#### INFORMATION SUPPLIED ####

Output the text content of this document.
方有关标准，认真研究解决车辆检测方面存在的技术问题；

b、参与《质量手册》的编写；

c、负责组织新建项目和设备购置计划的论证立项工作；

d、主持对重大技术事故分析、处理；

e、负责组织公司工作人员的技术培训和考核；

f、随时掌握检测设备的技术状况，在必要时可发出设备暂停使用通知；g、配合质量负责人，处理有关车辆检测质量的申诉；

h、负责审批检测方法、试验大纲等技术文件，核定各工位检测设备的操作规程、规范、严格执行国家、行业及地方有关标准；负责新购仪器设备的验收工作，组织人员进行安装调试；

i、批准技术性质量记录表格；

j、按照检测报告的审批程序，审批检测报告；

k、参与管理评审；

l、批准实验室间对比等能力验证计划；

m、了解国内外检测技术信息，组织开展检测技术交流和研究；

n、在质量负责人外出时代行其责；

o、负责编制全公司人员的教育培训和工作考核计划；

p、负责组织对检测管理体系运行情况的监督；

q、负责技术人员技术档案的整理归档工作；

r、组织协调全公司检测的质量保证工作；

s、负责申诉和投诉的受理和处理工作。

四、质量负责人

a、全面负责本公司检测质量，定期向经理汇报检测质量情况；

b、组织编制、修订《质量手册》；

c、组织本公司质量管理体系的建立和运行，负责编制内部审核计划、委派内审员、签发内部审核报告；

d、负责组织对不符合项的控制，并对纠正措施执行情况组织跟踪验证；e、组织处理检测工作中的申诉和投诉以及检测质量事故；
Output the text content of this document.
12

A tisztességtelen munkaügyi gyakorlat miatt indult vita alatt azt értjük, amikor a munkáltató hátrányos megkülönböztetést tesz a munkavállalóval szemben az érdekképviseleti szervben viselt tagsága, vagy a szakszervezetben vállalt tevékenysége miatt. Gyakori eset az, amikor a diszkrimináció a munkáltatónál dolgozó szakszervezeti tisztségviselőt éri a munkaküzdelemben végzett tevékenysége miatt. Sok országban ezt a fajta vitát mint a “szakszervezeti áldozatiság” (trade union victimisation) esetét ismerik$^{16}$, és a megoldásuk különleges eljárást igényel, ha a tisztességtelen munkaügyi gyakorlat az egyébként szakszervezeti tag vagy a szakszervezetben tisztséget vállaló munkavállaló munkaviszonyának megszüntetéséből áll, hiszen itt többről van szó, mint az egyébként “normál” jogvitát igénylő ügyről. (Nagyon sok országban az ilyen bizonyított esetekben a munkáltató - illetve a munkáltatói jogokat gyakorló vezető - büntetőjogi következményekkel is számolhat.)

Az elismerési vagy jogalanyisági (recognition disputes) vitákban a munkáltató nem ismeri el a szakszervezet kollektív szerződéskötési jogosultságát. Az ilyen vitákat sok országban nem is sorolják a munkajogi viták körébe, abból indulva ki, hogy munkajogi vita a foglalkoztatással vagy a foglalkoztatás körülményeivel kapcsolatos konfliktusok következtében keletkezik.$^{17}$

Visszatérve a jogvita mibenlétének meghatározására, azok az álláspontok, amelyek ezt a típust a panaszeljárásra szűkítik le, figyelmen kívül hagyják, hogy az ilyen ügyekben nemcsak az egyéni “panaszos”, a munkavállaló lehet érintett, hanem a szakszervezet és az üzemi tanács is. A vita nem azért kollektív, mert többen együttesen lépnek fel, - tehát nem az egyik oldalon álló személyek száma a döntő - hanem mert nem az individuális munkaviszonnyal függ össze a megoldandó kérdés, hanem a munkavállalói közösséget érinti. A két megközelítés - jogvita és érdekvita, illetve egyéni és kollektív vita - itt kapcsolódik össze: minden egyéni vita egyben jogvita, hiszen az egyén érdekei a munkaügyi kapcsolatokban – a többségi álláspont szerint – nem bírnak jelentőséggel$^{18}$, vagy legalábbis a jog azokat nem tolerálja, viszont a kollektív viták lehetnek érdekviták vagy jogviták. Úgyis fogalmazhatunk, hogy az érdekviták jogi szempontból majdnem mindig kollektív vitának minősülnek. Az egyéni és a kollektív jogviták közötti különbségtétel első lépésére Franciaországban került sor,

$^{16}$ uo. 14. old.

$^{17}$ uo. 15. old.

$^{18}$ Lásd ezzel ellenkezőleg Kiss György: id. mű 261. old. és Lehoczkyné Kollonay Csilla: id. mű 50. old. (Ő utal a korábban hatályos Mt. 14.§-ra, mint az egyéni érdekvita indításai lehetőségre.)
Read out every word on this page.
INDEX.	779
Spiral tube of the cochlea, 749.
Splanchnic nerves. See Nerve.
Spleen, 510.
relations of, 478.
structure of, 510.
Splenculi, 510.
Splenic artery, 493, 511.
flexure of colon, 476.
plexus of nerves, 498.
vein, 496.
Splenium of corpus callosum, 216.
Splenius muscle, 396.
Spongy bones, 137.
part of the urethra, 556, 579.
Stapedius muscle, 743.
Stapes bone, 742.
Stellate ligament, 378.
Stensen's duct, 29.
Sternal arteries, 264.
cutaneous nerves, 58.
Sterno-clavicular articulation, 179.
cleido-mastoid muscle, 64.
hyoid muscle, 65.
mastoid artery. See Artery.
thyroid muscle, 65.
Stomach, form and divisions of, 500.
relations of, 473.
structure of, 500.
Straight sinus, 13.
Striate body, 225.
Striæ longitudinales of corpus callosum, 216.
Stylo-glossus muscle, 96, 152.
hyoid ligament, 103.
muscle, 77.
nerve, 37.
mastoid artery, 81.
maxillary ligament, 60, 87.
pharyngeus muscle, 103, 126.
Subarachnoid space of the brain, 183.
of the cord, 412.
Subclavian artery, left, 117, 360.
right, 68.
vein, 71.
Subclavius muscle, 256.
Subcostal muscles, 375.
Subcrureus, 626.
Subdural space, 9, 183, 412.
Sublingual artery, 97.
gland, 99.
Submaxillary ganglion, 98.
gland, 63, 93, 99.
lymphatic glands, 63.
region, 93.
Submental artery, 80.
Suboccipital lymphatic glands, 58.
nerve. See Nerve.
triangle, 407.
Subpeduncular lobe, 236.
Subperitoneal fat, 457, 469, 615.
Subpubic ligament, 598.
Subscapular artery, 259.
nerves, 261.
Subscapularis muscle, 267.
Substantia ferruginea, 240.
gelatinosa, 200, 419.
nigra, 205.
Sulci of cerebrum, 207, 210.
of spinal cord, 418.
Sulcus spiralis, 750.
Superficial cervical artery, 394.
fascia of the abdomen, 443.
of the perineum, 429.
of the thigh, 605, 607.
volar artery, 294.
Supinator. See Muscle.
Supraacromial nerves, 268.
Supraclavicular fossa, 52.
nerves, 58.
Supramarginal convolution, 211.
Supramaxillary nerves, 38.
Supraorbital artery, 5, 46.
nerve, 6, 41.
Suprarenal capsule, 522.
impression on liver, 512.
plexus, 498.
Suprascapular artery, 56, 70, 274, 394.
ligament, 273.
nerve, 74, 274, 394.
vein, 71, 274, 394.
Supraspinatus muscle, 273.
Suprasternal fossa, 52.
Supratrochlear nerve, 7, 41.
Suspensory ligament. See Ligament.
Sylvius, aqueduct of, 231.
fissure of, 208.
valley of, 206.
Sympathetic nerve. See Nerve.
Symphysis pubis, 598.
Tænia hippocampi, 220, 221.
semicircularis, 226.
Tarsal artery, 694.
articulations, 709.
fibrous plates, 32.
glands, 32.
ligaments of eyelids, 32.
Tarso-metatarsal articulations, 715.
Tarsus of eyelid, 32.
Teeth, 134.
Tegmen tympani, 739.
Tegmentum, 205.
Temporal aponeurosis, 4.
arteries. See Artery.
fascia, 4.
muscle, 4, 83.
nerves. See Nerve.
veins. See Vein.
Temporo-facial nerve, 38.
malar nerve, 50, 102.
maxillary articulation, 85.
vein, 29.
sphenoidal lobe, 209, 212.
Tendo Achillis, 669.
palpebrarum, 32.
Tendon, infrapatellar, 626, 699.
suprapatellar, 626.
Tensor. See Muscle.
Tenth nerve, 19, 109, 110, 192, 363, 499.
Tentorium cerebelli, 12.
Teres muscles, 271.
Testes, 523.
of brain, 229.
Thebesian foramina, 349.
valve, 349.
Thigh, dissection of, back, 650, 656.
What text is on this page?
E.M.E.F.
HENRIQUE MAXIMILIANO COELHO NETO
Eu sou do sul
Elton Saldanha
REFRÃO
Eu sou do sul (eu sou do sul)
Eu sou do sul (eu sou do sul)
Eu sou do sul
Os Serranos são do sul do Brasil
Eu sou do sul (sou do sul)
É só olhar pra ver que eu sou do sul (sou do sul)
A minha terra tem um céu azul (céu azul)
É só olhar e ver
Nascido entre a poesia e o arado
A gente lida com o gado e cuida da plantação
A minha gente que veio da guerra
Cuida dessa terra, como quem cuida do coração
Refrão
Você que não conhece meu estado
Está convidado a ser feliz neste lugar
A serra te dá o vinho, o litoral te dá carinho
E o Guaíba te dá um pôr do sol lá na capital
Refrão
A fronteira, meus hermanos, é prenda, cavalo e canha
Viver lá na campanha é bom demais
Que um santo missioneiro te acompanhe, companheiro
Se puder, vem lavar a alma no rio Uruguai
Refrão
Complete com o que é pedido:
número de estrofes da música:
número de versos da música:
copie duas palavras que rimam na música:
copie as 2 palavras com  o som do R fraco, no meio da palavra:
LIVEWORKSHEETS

####

TASK ::
Above are the records; copy every line in them that holds the word "gente".

FINISHED ANSWER ::
A gente lida com o gado e cuida da plantação
A minha gente que veio da guerra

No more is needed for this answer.